Stored records:
--------------------------------------------------

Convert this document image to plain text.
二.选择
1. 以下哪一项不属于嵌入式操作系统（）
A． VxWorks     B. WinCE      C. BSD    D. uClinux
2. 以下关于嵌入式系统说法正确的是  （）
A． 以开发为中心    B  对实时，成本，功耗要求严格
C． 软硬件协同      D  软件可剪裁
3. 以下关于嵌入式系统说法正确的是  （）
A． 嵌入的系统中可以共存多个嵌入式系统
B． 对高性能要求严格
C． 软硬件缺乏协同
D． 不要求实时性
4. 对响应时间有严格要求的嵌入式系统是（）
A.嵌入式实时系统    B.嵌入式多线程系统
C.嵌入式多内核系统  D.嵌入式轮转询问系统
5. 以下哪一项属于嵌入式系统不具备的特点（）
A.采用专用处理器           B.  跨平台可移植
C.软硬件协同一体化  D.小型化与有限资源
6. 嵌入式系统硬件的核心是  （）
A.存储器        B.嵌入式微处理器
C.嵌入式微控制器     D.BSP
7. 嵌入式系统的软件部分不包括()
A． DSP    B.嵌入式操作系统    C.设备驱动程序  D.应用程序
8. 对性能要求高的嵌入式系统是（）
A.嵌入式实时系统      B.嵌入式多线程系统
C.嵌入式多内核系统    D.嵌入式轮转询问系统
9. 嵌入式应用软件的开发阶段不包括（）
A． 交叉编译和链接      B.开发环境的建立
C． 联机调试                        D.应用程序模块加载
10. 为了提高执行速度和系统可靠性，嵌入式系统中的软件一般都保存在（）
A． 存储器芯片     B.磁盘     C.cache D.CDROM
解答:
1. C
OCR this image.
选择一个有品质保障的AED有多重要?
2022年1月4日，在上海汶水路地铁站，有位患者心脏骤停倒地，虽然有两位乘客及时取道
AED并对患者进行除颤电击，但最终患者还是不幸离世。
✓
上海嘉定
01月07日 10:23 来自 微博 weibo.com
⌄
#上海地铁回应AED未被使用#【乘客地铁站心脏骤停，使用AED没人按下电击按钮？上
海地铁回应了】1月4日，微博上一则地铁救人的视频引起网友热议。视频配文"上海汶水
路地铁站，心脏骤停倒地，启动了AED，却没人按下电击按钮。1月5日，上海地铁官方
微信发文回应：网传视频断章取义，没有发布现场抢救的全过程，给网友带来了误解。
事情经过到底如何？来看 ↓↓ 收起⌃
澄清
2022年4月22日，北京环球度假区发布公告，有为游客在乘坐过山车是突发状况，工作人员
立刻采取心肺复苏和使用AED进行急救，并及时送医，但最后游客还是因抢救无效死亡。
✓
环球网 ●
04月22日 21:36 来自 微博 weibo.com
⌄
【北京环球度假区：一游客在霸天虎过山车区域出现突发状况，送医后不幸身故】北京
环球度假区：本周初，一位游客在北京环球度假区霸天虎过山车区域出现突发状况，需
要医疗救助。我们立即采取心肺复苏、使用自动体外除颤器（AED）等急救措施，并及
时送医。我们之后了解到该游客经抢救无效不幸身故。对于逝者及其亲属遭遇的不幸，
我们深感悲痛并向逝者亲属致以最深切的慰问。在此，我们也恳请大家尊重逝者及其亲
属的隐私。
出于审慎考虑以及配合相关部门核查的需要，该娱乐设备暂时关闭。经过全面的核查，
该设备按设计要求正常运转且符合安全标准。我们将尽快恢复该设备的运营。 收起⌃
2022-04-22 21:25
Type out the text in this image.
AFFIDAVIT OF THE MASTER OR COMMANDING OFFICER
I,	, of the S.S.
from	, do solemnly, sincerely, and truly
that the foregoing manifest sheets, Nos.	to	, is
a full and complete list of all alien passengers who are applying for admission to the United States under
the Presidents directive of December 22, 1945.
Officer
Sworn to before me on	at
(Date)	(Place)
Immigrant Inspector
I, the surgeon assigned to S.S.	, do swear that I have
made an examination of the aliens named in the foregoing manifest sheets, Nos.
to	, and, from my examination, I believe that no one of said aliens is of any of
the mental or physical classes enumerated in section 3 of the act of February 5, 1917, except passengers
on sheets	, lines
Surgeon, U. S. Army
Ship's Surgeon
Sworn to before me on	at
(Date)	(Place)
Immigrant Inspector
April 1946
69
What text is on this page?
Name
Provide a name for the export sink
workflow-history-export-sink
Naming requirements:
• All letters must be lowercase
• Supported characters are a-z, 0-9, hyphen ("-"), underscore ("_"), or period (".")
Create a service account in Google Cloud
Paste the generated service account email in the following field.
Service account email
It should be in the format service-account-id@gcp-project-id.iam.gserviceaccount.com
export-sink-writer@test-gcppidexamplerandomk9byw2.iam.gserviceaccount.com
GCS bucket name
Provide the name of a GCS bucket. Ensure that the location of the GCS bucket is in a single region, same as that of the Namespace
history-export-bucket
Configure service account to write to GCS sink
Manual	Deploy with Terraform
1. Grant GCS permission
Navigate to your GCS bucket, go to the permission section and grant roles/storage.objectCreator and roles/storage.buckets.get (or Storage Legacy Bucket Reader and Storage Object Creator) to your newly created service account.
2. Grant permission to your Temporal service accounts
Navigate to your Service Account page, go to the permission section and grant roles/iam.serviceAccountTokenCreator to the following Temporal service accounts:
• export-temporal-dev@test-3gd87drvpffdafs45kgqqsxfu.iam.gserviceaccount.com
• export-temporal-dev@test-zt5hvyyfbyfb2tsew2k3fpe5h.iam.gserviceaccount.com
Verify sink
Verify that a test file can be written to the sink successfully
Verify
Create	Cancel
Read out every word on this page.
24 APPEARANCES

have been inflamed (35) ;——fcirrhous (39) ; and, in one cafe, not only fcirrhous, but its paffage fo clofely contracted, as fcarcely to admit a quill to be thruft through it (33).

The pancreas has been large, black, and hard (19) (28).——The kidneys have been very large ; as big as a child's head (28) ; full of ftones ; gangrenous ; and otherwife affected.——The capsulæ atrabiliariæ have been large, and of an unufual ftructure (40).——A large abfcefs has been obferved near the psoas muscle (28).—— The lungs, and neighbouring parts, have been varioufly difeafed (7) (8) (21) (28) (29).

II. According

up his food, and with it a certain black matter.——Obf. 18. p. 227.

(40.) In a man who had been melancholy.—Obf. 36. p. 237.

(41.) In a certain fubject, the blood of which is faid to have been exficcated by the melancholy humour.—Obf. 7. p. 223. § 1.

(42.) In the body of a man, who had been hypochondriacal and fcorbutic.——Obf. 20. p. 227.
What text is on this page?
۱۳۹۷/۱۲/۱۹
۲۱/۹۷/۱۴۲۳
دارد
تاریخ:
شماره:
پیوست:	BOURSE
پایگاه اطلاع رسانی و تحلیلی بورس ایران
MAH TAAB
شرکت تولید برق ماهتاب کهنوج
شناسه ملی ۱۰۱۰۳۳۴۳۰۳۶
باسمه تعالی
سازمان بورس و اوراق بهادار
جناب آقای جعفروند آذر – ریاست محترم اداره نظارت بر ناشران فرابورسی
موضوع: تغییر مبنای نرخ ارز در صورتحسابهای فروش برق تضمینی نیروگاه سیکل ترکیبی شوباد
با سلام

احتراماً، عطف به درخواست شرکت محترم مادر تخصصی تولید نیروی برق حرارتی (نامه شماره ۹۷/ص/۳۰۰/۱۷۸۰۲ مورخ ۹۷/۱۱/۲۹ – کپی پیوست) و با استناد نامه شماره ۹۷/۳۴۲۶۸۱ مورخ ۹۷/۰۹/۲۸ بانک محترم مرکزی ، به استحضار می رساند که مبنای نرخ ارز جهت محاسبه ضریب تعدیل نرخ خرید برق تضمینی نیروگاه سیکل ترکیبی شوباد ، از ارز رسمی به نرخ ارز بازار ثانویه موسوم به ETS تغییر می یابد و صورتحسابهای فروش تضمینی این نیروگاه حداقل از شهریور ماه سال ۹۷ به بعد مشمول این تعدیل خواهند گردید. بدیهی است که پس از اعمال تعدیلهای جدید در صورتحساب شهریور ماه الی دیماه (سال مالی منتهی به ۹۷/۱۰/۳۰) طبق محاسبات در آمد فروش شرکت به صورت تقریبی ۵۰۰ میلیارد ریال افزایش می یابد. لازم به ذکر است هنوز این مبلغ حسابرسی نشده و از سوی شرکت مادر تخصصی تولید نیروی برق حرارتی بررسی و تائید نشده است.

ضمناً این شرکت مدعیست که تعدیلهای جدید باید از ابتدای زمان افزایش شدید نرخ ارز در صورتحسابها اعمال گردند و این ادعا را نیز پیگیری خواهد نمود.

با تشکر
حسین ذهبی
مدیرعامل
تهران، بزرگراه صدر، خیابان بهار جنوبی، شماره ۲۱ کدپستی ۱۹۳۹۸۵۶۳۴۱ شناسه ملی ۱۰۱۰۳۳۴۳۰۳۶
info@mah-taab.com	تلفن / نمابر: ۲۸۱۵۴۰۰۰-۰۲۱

--------------------------------------------------

» TASK PROMPT: Copy every line in the entries above that has the string "嵌入式轮转询问系统" in it.

» ANSWER:
C.嵌入式多内核系统  D.嵌入式轮转询问系统
C.嵌入式多内核系统    D.嵌入式轮转询问系统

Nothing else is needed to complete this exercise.